#### Task requirements:
Every record should be copied exactly, except that pictures are to be omitted.

#### Extracted records:
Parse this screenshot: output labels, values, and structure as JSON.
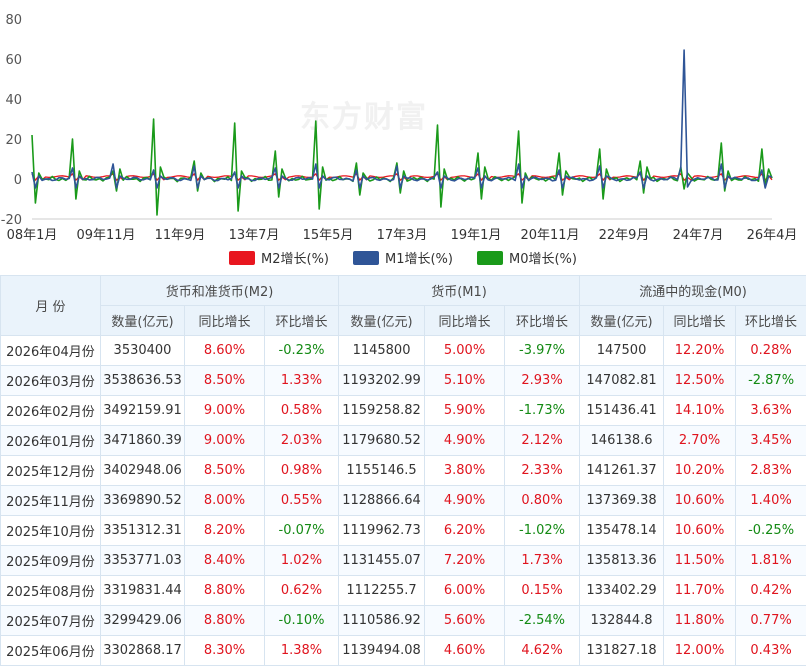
{
  "chart_data": {
    "type": "line",
    "ylim": [
      -20,
      80
    ],
    "yticks": [
      80,
      60,
      40,
      20,
      0,
      -20
    ],
    "xtick_labels": [
      "08年1月",
      "09年11月",
      "11年9月",
      "13年7月",
      "15年5月",
      "17年3月",
      "19年1月",
      "20年11月",
      "22年9月",
      "24年7月",
      "26年4月"
    ],
    "legend_position": "bottom-center",
    "grid": false,
    "series": [
      {
        "name": "M2增长(%)",
        "color": "#e8161f",
        "key": "m2"
      },
      {
        "name": "M1增长(%)",
        "color": "#2f5597",
        "key": "m1"
      },
      {
        "name": "M0增长(%)",
        "color": "#1a9a1a",
        "key": "m0"
      }
    ],
    "annotations": {
      "m1_peak_month": "2024年2月",
      "m1_peak_value": 64.5
    }
  },
  "watermark": "东方财富",
  "table": {
    "col_month": "月 份",
    "groups": [
      "货币和准货币(M2)",
      "货币(M1)",
      "流通中的现金(M0)"
    ],
    "sub": [
      "数量(亿元)",
      "同比增长",
      "环比增长"
    ],
    "rows": [
      {
        "month": "2026年04月份",
        "m2": [
          "3530400",
          "8.60%",
          "-0.23%"
        ],
        "m1": [
          "1145800",
          "5.00%",
          "-3.97%"
        ],
        "m0": [
          "147500",
          "12.20%",
          "0.28%"
        ]
      },
      {
        "month": "2026年03月份",
        "m2": [
          "3538636.53",
          "8.50%",
          "1.33%"
        ],
        "m1": [
          "1193202.99",
          "5.10%",
          "2.93%"
        ],
        "m0": [
          "147082.81",
          "12.50%",
          "-2.87%"
        ]
      },
      {
        "month": "2026年02月份",
        "m2": [
          "3492159.91",
          "9.00%",
          "0.58%"
        ],
        "m1": [
          "1159258.82",
          "5.90%",
          "-1.73%"
        ],
        "m0": [
          "151436.41",
          "14.10%",
          "3.63%"
        ]
      },
      {
        "month": "2026年01月份",
        "m2": [
          "3471860.39",
          "9.00%",
          "2.03%"
        ],
        "m1": [
          "1179680.52",
          "4.90%",
          "2.12%"
        ],
        "m0": [
          "146138.6",
          "2.70%",
          "3.45%"
        ]
      },
      {
        "month": "2025年12月份",
        "m2": [
          "3402948.06",
          "8.50%",
          "0.98%"
        ],
        "m1": [
          "1155146.5",
          "3.80%",
          "2.33%"
        ],
        "m0": [
          "141261.37",
          "10.20%",
          "2.83%"
        ]
      },
      {
        "month": "2025年11月份",
        "m2": [
          "3369890.52",
          "8.00%",
          "0.55%"
        ],
        "m1": [
          "1128866.64",
          "4.90%",
          "0.80%"
        ],
        "m0": [
          "137369.38",
          "10.60%",
          "1.40%"
        ]
      },
      {
        "month": "2025年10月份",
        "m2": [
          "3351312.31",
          "8.20%",
          "-0.07%"
        ],
        "m1": [
          "1119962.73",
          "6.20%",
          "-1.02%"
        ],
        "m0": [
          "135478.14",
          "10.60%",
          "-0.25%"
        ]
      },
      {
        "month": "2025年09月份",
        "m2": [
          "3353771.03",
          "8.40%",
          "1.02%"
        ],
        "m1": [
          "1131455.07",
          "7.20%",
          "1.73%"
        ],
        "m0": [
          "135813.36",
          "11.50%",
          "1.81%"
        ]
      },
      {
        "month": "2025年08月份",
        "m2": [
          "3319831.44",
          "8.80%",
          "0.62%"
        ],
        "m1": [
          "1112255.7",
          "6.00%",
          "0.15%"
        ],
        "m0": [
          "133402.29",
          "11.70%",
          "0.42%"
        ]
      },
      {
        "month": "2025年07月份",
        "m2": [
          "3299429.06",
          "8.80%",
          "-0.10%"
        ],
        "m1": [
          "1110586.92",
          "5.60%",
          "-2.54%"
        ],
        "m0": [
          "132844.8",
          "11.80%",
          "0.77%"
        ]
      },
      {
        "month": "2025年06月份",
        "m2": [
          "3302868.17",
          "8.30%",
          "1.38%"
        ],
        "m1": [
          "1139494.08",
          "4.60%",
          "4.62%"
        ],
        "m0": [
          "131827.18",
          "12.00%",
          "0.43%"
        ]
      }
    ]
  }
}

#### Response to the task:
Parse this screenshot: output labels, values, and structure as JSON.
{
  "chart_data": {
    "type": "line",
    "ylim": [
      -20,
      80
    ],
    "yticks": [
      80,
      60,
      40,
      20,
      0,
      -20
    ],
    "xtick_labels": [
      "08年1月",
      "09年11月",
      "11年9月",
      "13年7月",
      "15年5月",
      "17年3月",
      "19年1月",
      "20年11月",
      "22年9月",
      "24年7月",
      "26年4月"
    ],
    "legend_position": "bottom-center",
    "grid": false,
    "series": [
      {
        "name": "M2增长(%)",
        "color": "#e8161f",
        "key": "m2"
      },
      {
        "name": "M1增长(%)",
        "color": "#2f5597",
        "key": "m1"
      },
      {
        "name": "M0增长(%)",
        "color": "#1a9a1a",
        "key": "m0"
      }
    ],
    "annotations": {
      "m1_peak_month": "2024年2月",
      "m1_peak_value": 64.5
    }
  },
  "watermark": "东方财富",
  "table": {
    "col_month": "月 份",
    "groups": [
      "货币和准货币(M2)",
      "货币(M1)",
      "流通中的现金(M0)"
    ],
    "sub": [
      "数量(亿元)",
      "同比增长",
      "环比增长"
    ],
    "rows": [
      {
        "month": "2026年04月份",
        "m2": [
          "3530400",
          "8.60%",
          "-0.23%"
        ],
        "m1": [
          "1145800",
          "5.00%",
          "-3.97%"
        ],
        "m0": [
          "147500",
          "12.20%",
          "0.28%"
        ]
      },
      {
        "month": "2026年03月份",
        "m2": [
          "3538636.53",
          "8.50%",
          "1.33%"
        ],
        "m1": [
          "1193202.99",
          "5.10%",
          "2.93%"
        ],
        "m0": [
          "147082.81",
          "12.50%",
          "-2.87%"
        ]
      },
      {
        "month": "2026年02月份",
        "m2": [
          "3492159.91",
          "9.00%",
          "0.58%"
        ],
        "m1": [
          "1159258.82",
          "5.90%",
          "-1.73%"
        ],
        "m0": [
          "151436.41",
          "14.10%",
          "3.63%"
        ]
      },
      {
        "month": "2026年01月份",
        "m2": [
          "3471860.39",
          "9.00%",
          "2.03%"
        ],
        "m1": [
          "1179680.52",
          "4.90%",
          "2.12%"
        ],
        "m0": [
          "146138.6",
          "2.70%",
          "3.45%"
        ]
      },
      {
        "month": "2025年12月份",
        "m2": [
          "3402948.06",
          "8.50%",
          "0.98%"
        ],
        "m1": [
          "1155146.5",
          "3.80%",
          "2.33%"
        ],
        "m0": [
          "141261.37",
          "10.20%",
          "2.83%"
        ]
      },
      {
        "month": "2025年11月份",
        "m2": [
          "3369890.52",
          "8.00%",
          "0.55%"
        ],
        "m1": [
          "1128866.64",
          "4.90%",
          "0.80%"
        ],
        "m0": [
          "137369.38",
          "10.60%",
          "1.40%"
        ]
      },
      {
        "month": "2025年10月份",
        "m2": [
          "3351312.31",
          "8.20%",
          "-0.07%"
        ],
        "m1": [
          "1119962.73",
          "6.20%",
          "-1.02%"
        ],
        "m0": [
          "135478.14",
          "10.60%",
          "-0.25%"
        ]
      },
      {
        "month": "2025年09月份",
        "m2": [
          "3353771.03",
          "8.40%",
          "1.02%"
        ],
        "m1": [
          "1131455.07",
          "7.20%",
          "1.73%"
        ],
        "m0": [
          "135813.36",
          "11.50%",
          "1.81%"
        ]
      },
      {
        "month": "2025年08月份",
        "m2": [
          "3319831.44",
          "8.80%",
          "0.62%"
        ],
        "m1": [
          "1112255.7",
          "6.00%",
          "0.15%"
        ],
        "m0": [
          "133402.29",
          "11.70%",
          "0.42%"
        ]
      },
      {
        "month": "2025年07月份",
        "m2": [
          "3299429.06",
          "8.80%",
          "-0.10%"
        ],
        "m1": [
          "1110586.92",
          "5.60%",
          "-2.54%"
        ],
        "m0": [
          "132844.8",
          "11.80%",
          "0.77%"
        ]
      },
      {
        "month": "2025年06月份",
        "m2": [
          "3302868.17",
          "8.30%",
          "1.38%"
        ],
        "m1": [
          "1139494.08",
          "4.60%",
          "4.62%"
        ],
        "m0": [
          "131827.18",
          "12.00%",
          "0.43%"
        ]
      }
    ]
  }
}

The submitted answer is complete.